Exercise task
Reproduce the listing that follows with no differences at all.

Extracted records
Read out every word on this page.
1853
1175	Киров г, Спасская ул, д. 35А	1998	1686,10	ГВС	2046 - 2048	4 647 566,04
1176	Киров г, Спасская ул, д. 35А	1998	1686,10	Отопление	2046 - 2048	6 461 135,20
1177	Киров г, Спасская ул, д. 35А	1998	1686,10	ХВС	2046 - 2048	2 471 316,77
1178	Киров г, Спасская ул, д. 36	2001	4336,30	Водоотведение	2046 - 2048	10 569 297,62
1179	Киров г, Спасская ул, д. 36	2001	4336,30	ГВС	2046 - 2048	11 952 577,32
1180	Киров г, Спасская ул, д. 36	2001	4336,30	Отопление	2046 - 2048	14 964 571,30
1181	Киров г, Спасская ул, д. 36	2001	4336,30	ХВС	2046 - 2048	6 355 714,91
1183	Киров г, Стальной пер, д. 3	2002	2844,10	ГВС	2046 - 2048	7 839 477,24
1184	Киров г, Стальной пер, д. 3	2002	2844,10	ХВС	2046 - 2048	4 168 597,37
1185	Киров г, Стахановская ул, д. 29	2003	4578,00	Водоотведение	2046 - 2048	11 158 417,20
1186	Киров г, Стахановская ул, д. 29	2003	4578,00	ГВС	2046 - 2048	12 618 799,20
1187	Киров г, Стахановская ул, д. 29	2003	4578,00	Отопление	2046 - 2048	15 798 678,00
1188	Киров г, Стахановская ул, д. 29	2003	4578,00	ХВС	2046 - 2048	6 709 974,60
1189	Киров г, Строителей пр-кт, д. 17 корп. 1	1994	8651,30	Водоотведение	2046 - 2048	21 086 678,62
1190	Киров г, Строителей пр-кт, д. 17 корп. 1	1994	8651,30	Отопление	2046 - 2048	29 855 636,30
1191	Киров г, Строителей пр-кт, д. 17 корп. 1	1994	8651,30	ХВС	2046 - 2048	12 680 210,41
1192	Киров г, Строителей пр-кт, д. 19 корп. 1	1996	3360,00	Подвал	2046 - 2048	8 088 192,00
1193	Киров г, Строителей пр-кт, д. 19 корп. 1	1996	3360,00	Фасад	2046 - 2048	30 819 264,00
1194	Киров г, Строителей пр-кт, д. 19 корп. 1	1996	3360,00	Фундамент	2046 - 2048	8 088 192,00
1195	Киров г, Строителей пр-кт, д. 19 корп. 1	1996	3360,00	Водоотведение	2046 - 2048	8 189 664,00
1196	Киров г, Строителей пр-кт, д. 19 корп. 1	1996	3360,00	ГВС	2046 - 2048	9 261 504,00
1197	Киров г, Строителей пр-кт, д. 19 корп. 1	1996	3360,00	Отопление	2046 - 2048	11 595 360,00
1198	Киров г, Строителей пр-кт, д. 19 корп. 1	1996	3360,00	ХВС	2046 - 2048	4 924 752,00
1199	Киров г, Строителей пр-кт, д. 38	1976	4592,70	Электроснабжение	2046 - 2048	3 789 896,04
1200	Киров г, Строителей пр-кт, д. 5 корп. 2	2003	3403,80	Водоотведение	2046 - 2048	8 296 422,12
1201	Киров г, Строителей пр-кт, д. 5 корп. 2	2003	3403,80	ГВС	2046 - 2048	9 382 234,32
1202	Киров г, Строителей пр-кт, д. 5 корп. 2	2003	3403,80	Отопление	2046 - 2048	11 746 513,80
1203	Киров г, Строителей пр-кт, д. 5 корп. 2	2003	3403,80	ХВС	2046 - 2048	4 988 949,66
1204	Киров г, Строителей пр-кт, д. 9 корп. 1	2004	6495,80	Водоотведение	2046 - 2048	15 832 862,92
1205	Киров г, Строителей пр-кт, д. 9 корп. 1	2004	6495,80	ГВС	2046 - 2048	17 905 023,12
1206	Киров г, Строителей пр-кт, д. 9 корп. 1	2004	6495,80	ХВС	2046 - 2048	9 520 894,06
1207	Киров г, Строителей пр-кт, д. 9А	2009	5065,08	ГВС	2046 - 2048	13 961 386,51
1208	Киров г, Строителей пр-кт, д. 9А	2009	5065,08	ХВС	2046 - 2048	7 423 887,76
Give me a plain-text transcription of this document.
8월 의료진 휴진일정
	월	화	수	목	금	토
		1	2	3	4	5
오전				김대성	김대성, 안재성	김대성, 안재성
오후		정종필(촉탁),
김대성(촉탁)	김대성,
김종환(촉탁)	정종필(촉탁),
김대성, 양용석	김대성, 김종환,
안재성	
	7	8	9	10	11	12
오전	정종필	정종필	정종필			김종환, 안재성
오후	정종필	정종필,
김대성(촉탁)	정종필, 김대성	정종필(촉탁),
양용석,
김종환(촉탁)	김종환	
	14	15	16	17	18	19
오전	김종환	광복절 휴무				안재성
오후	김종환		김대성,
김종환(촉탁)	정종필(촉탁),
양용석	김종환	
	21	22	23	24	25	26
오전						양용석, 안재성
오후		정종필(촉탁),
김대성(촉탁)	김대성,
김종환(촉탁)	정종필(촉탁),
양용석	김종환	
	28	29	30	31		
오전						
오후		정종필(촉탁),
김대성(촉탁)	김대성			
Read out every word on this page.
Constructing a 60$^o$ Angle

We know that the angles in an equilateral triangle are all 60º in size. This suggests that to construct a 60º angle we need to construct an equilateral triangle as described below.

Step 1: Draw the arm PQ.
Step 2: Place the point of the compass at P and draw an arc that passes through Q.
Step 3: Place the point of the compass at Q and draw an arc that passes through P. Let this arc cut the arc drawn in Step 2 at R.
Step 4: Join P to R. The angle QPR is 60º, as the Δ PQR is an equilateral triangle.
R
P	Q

Task output
Read out every word on this page.
1853
1175	Киров г, Спасская ул, д. 35А	1998	1686,10	ГВС	2046 - 2048	4 647 566,04
1176	Киров г, Спасская ул, д. 35А	1998	1686,10	Отопление	2046 - 2048	6 461 135,20
1177	Киров г, Спасская ул, д. 35А	1998	1686,10	ХВС	2046 - 2048	2 471 316,77
1178	Киров г, Спасская ул, д. 36	2001	4336,30	Водоотведение	2046 - 2048	10 569 297,62
1179	Киров г, Спасская ул, д. 36	2001	4336,30	ГВС	2046 - 2048	11 952 577,32
1180	Киров г, Спасская ул, д. 36	2001	4336,30	Отопление	2046 - 2048	14 964 571,30
1181	Киров г, Спасская ул, д. 36	2001	4336,30	ХВС	2046 - 2048	6 355 714,91
1183	Киров г, Стальной пер, д. 3	2002	2844,10	ГВС	2046 - 2048	7 839 477,24
1184	Киров г, Стальной пер, д. 3	2002	2844,10	ХВС	2046 - 2048	4 168 597,37
1185	Киров г, Стахановская ул, д. 29	2003	4578,00	Водоотведение	2046 - 2048	11 158 417,20
1186	Киров г, Стахановская ул, д. 29	2003	4578,00	ГВС	2046 - 2048	12 618 799,20
1187	Киров г, Стахановская ул, д. 29	2003	4578,00	Отопление	2046 - 2048	15 798 678,00
1188	Киров г, Стахановская ул, д. 29	2003	4578,00	ХВС	2046 - 2048	6 709 974,60
1189	Киров г, Строителей пр-кт, д. 17 корп. 1	1994	8651,30	Водоотведение	2046 - 2048	21 086 678,62
1190	Киров г, Строителей пр-кт, д. 17 корп. 1	1994	8651,30	Отопление	2046 - 2048	29 855 636,30
1191	Киров г, Строителей пр-кт, д. 17 корп. 1	1994	8651,30	ХВС	2046 - 2048	12 680 210,41
1192	Киров г, Строителей пр-кт, д. 19 корп. 1	1996	3360,00	Подвал	2046 - 2048	8 088 192,00
1193	Киров г, Строителей пр-кт, д. 19 корп. 1	1996	3360,00	Фасад	2046 - 2048	30 819 264,00
1194	Киров г, Строителей пр-кт, д. 19 корп. 1	1996	3360,00	Фундамент	2046 - 2048	8 088 192,00
1195	Киров г, Строителей пр-кт, д. 19 корп. 1	1996	3360,00	Водоотведение	2046 - 2048	8 189 664,00
1196	Киров г, Строителей пр-кт, д. 19 корп. 1	1996	3360,00	ГВС	2046 - 2048	9 261 504,00
1197	Киров г, Строителей пр-кт, д. 19 корп. 1	1996	3360,00	Отопление	2046 - 2048	11 595 360,00
1198	Киров г, Строителей пр-кт, д. 19 корп. 1	1996	3360,00	ХВС	2046 - 2048	4 924 752,00
1199	Киров г, Строителей пр-кт, д. 38	1976	4592,70	Электроснабжение	2046 - 2048	3 789 896,04
1200	Киров г, Строителей пр-кт, д. 5 корп. 2	2003	3403,80	Водоотведение	2046 - 2048	8 296 422,12
1201	Киров г, Строителей пр-кт, д. 5 корп. 2	2003	3403,80	ГВС	2046 - 2048	9 382 234,32
1202	Киров г, Строителей пр-кт, д. 5 корп. 2	2003	3403,80	Отопление	2046 - 2048	11 746 513,80
1203	Киров г, Строителей пр-кт, д. 5 корп. 2	2003	3403,80	ХВС	2046 - 2048	4 988 949,66
1204	Киров г, Строителей пр-кт, д. 9 корп. 1	2004	6495,80	Водоотведение	2046 - 2048	15 832 862,92
1205	Киров г, Строителей пр-кт, д. 9 корп. 1	2004	6495,80	ГВС	2046 - 2048	17 905 023,12
1206	Киров г, Строителей пр-кт, д. 9 корп. 1	2004	6495,80	ХВС	2046 - 2048	9 520 894,06
1207	Киров г, Строителей пр-кт, д. 9А	2009	5065,08	ГВС	2046 - 2048	13 961 386,51
1208	Киров г, Строителей пр-кт, д. 9А	2009	5065,08	ХВС	2046 - 2048	7 423 887,76
Give me a plain-text transcription of this document.
8월 의료진 휴진일정
	월	화	수	목	금	토
		1	2	3	4	5
오전				김대성	김대성, 안재성	김대성, 안재성
오후		정종필(촉탁),
김대성(촉탁)	김대성,
김종환(촉탁)	정종필(촉탁),
김대성, 양용석	김대성, 김종환,
안재성	
	7	8	9	10	11	12
오전	정종필	정종필	정종필			김종환, 안재성
오후	정종필	정종필,
김대성(촉탁)	정종필, 김대성	정종필(촉탁),
양용석,
김종환(촉탁)	김종환	
	14	15	16	17	18	19
오전	김종환	광복절 휴무				안재성
오후	김종환		김대성,
김종환(촉탁)	정종필(촉탁),
양용석	김종환	
	21	22	23	24	25	26
오전						양용석, 안재성
오후		정종필(촉탁),
김대성(촉탁)	김대성,
김종환(촉탁)	정종필(촉탁),
양용석	김종환	
	28	29	30	31		
오전						
오후		정종필(촉탁),
김대성(촉탁)	김대성			
Read out every word on this page.
Constructing a 60$^o$ Angle

We know that the angles in an equilateral triangle are all 60º in size. This suggests that to construct a 60º angle we need to construct an equilateral triangle as described below.

Step 1: Draw the arm PQ.
Step 2: Place the point of the compass at P and draw an arc that passes through Q.
Step 3: Place the point of the compass at Q and draw an arc that passes through P. Let this arc cut the arc drawn in Step 2 at R.
Step 4: Join P to R. The angle QPR is 60º, as the Δ PQR is an equilateral triangle.
R
P	Q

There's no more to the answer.